● Required work
All entries below are to be retyped in full, precisely as they appear.

*** Available records Section Begins ***

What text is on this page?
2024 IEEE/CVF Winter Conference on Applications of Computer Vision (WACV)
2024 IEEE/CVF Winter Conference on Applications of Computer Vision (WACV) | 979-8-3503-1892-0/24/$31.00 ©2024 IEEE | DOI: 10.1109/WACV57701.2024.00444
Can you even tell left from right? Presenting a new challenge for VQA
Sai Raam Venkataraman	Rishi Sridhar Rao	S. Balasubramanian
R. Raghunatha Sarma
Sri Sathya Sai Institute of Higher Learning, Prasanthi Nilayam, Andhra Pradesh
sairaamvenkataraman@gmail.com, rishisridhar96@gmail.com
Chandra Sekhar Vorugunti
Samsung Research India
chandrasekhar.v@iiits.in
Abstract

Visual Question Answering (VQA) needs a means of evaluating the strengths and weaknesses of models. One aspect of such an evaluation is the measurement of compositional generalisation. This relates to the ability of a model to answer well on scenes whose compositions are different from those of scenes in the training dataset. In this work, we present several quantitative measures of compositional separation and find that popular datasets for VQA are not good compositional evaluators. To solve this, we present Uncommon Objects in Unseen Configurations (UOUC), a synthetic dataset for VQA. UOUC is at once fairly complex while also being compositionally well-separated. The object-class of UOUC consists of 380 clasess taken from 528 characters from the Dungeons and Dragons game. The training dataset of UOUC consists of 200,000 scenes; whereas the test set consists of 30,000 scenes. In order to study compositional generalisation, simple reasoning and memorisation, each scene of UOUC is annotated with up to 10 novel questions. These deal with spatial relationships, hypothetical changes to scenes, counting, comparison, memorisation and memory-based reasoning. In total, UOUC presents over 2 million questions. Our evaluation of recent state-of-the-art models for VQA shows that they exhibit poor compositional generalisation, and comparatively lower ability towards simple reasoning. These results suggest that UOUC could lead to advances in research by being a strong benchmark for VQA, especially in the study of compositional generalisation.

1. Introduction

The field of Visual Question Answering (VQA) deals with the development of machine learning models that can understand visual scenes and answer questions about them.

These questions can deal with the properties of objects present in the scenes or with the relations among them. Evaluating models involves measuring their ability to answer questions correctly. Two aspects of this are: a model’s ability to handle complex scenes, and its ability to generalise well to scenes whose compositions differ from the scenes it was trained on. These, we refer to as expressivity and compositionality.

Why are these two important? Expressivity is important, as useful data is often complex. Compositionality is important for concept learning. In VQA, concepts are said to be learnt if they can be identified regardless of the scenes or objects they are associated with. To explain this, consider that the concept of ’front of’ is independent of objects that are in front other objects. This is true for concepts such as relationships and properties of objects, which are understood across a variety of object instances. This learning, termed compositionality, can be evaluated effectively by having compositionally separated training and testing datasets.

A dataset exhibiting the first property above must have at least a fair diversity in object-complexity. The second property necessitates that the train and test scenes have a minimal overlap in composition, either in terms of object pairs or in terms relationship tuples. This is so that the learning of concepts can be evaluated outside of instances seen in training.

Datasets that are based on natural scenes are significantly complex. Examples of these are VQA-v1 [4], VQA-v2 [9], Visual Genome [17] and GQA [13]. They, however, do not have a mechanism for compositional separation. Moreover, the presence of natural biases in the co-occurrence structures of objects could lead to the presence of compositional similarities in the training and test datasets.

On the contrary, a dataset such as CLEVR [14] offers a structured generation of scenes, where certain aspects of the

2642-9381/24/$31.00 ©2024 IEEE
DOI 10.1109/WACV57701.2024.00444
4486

*** Available records Section Ends ***

● Written answer
What text is on this page?
2024 IEEE/CVF Winter Conference on Applications of Computer Vision (WACV)
2024 IEEE/CVF Winter Conference on Applications of Computer Vision (WACV) | 979-8-3503-1892-0/24/$31.00 ©2024 IEEE | DOI: 10.1109/WACV57701.2024.00444
Can you even tell left from right? Presenting a new challenge for VQA
Sai Raam Venkataraman	Rishi Sridhar Rao	S. Balasubramanian
R. Raghunatha Sarma
Sri Sathya Sai Institute of Higher Learning, Prasanthi Nilayam, Andhra Pradesh
sairaamvenkataraman@gmail.com, rishisridhar96@gmail.com
Chandra Sekhar Vorugunti
Samsung Research India
chandrasekhar.v@iiits.in
Abstract

Visual Question Answering (VQA) needs a means of evaluating the strengths and weaknesses of models. One aspect of such an evaluation is the measurement of compositional generalisation. This relates to the ability of a model to answer well on scenes whose compositions are different from those of scenes in the training dataset. In this work, we present several quantitative measures of compositional separation and find that popular datasets for VQA are not good compositional evaluators. To solve this, we present Uncommon Objects in Unseen Configurations (UOUC), a synthetic dataset for VQA. UOUC is at once fairly complex while also being compositionally well-separated. The object-class of UOUC consists of 380 clasess taken from 528 characters from the Dungeons and Dragons game. The training dataset of UOUC consists of 200,000 scenes; whereas the test set consists of 30,000 scenes. In order to study compositional generalisation, simple reasoning and memorisation, each scene of UOUC is annotated with up to 10 novel questions. These deal with spatial relationships, hypothetical changes to scenes, counting, comparison, memorisation and memory-based reasoning. In total, UOUC presents over 2 million questions. Our evaluation of recent state-of-the-art models for VQA shows that they exhibit poor compositional generalisation, and comparatively lower ability towards simple reasoning. These results suggest that UOUC could lead to advances in research by being a strong benchmark for VQA, especially in the study of compositional generalisation.

1. Introduction

The field of Visual Question Answering (VQA) deals with the development of machine learning models that can understand visual scenes and answer questions about them.

These questions can deal with the properties of objects present in the scenes or with the relations among them. Evaluating models involves measuring their ability to answer questions correctly. Two aspects of this are: a model’s ability to handle complex scenes, and its ability to generalise well to scenes whose compositions differ from the scenes it was trained on. These, we refer to as expressivity and compositionality.

Why are these two important? Expressivity is important, as useful data is often complex. Compositionality is important for concept learning. In VQA, concepts are said to be learnt if they can be identified regardless of the scenes or objects they are associated with. To explain this, consider that the concept of ’front of’ is independent of objects that are in front other objects. This is true for concepts such as relationships and properties of objects, which are understood across a variety of object instances. This learning, termed compositionality, can be evaluated effectively by having compositionally separated training and testing datasets.

A dataset exhibiting the first property above must have at least a fair diversity in object-complexity. The second property necessitates that the train and test scenes have a minimal overlap in composition, either in terms of object pairs or in terms relationship tuples. This is so that the learning of concepts can be evaluated outside of instances seen in training.

Datasets that are based on natural scenes are significantly complex. Examples of these are VQA-v1 [4], VQA-v2 [9], Visual Genome [17] and GQA [13]. They, however, do not have a mechanism for compositional separation. Moreover, the presence of natural biases in the co-occurrence structures of objects could lead to the presence of compositional similarities in the training and test datasets.

On the contrary, a dataset such as CLEVR [14] offers a structured generation of scenes, where certain aspects of the

2642-9381/24/$31.00 ©2024 IEEE
DOI 10.1109/WACV57701.2024.00444
4486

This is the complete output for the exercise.